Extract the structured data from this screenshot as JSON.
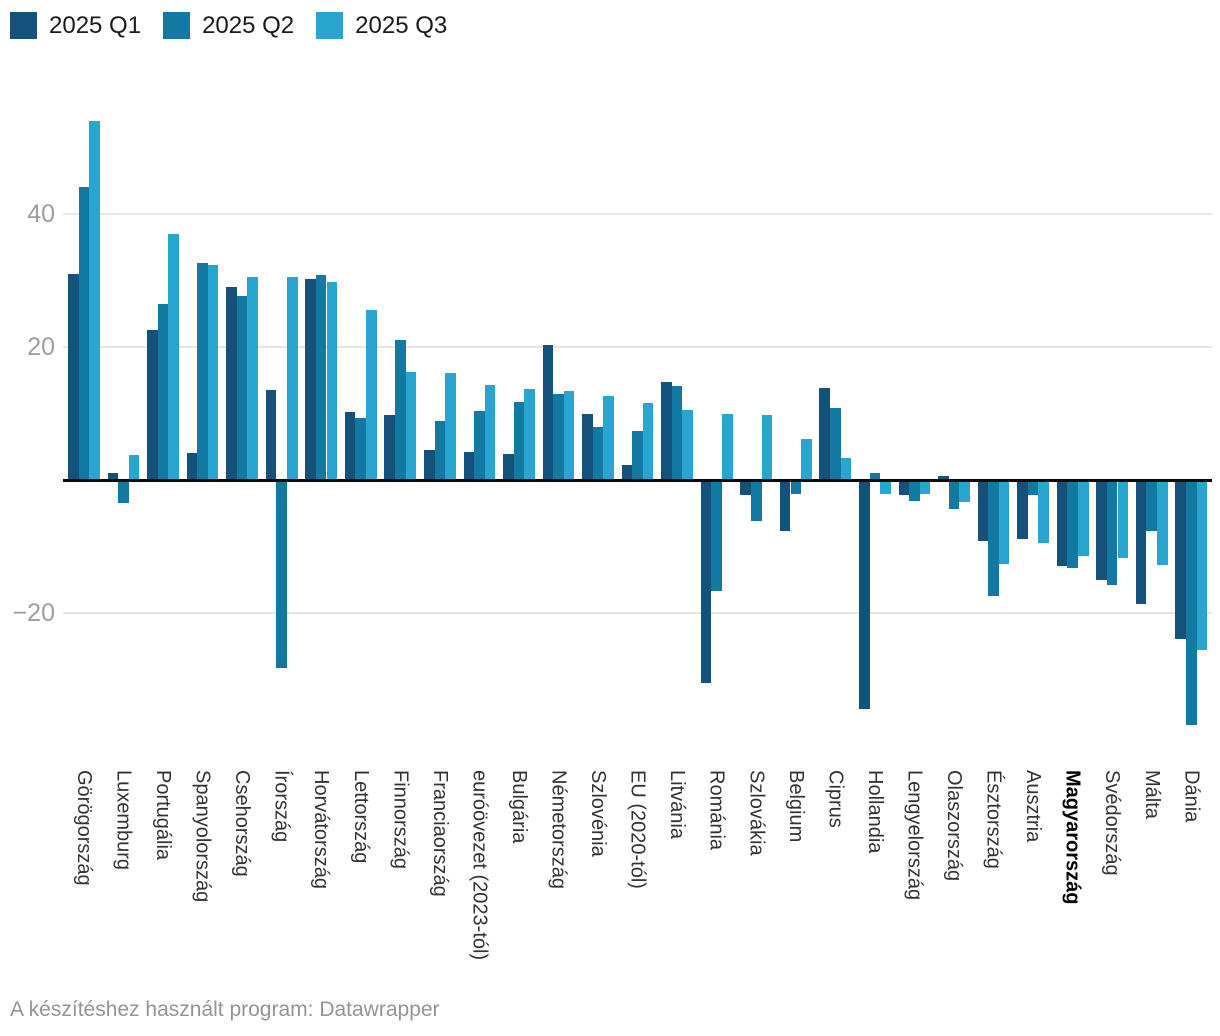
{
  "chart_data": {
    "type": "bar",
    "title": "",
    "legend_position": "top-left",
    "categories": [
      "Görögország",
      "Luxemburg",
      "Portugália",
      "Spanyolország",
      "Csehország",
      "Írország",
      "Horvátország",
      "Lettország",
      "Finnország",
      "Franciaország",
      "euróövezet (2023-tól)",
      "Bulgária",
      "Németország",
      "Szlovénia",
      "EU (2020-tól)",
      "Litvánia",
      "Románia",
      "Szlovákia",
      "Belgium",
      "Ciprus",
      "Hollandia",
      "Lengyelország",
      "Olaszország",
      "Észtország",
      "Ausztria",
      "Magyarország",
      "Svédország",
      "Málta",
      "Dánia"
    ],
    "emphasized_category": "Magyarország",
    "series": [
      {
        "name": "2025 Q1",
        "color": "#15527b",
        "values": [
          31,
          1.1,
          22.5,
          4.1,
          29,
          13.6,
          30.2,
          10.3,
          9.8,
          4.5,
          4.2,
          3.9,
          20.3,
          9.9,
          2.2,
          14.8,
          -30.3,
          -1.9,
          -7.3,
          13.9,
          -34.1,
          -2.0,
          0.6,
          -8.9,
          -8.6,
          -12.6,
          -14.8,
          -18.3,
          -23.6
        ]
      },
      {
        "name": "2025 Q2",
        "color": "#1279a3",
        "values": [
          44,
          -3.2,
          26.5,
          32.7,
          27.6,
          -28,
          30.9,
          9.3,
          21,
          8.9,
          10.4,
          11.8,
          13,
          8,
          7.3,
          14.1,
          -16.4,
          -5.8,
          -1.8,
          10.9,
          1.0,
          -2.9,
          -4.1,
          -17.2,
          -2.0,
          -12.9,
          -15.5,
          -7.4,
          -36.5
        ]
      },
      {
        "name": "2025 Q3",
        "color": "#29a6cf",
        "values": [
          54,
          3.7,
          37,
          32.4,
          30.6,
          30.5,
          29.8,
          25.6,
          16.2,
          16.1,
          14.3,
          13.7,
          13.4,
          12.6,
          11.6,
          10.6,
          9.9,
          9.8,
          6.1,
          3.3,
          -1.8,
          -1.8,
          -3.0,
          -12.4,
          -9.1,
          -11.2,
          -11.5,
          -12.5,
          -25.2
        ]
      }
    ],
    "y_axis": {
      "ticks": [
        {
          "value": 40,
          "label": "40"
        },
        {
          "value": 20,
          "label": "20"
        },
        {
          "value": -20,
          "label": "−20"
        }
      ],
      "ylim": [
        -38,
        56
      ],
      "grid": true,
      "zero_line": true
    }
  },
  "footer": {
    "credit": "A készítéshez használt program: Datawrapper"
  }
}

--*--

*WHAT THIS TASK INVOLVES*
Copy down every line of the entries containing the word "color".

*RESULT OF THIS EXERCISE*
        "color": "#15527b",
        "color": "#1279a3",
        "color": "#29a6cf",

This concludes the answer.